▶ _Source records_
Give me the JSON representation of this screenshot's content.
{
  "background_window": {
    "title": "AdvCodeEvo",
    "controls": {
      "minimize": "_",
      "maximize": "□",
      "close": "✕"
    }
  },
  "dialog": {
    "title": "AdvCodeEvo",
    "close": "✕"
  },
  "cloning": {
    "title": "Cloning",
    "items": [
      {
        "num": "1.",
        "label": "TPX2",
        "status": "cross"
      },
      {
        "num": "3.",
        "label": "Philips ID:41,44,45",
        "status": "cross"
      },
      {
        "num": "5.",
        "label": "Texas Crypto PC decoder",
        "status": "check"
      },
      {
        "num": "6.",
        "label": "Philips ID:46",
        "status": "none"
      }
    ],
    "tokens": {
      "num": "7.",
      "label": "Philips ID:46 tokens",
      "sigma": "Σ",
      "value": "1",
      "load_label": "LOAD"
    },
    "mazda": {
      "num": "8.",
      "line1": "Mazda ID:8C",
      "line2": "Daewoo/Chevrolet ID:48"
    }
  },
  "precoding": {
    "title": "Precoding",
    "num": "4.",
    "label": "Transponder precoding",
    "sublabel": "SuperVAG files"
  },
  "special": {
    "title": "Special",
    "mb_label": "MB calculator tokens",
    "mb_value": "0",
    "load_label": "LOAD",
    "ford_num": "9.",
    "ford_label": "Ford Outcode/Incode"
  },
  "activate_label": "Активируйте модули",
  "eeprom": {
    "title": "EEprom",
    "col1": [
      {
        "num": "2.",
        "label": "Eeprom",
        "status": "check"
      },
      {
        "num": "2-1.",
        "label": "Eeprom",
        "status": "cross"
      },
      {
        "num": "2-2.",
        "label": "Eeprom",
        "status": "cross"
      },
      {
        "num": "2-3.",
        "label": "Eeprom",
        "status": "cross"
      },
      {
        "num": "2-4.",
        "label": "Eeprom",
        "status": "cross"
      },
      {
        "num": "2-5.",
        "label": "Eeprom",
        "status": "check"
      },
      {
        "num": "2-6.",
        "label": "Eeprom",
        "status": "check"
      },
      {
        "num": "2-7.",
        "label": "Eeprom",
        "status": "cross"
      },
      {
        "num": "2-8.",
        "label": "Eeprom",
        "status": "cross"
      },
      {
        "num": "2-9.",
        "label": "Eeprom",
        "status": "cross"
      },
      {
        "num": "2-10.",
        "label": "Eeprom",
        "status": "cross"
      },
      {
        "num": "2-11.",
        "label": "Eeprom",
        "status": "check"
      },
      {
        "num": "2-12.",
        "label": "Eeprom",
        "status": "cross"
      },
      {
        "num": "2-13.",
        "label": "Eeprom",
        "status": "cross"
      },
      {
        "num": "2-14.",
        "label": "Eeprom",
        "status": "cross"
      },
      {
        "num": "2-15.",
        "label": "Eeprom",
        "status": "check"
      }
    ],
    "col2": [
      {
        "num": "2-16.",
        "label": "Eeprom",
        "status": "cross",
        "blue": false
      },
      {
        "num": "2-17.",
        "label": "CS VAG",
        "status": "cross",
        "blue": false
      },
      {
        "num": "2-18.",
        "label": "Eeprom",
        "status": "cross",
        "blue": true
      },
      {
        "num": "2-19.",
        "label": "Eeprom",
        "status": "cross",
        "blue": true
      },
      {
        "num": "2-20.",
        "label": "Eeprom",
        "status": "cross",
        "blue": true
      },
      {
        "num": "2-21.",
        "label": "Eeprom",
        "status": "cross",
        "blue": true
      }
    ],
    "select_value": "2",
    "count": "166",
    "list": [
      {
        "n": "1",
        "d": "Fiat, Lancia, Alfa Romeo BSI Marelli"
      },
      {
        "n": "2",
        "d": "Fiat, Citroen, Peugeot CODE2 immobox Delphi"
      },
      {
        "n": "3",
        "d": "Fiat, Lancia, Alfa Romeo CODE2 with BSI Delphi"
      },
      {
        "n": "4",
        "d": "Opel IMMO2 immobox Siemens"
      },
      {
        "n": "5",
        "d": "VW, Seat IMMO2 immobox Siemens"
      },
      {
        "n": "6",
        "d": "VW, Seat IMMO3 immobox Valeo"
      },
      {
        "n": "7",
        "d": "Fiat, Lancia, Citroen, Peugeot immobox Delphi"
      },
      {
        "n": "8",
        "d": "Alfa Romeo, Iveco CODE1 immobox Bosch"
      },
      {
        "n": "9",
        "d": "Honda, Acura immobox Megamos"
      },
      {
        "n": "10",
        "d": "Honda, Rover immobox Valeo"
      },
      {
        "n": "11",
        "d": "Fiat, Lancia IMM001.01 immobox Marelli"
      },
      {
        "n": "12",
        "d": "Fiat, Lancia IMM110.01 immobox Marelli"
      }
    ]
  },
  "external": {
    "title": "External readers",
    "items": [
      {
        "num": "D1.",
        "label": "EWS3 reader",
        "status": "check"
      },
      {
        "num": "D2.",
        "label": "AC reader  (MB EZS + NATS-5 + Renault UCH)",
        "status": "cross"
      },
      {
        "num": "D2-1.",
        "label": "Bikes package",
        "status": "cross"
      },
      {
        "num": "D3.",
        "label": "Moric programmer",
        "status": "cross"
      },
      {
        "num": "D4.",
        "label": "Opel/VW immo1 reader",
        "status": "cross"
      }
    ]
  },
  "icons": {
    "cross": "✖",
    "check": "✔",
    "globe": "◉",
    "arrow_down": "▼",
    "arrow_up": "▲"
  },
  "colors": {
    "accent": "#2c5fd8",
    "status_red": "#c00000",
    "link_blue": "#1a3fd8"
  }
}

▶ _To do_
Filter the entries down to the lines containing "Valeo". Copy each of those lines.

▶ _Response below_
        "d": "VW, Seat IMMO3 immobox Valeo"
        "d": "Honda, Rover immobox Valeo"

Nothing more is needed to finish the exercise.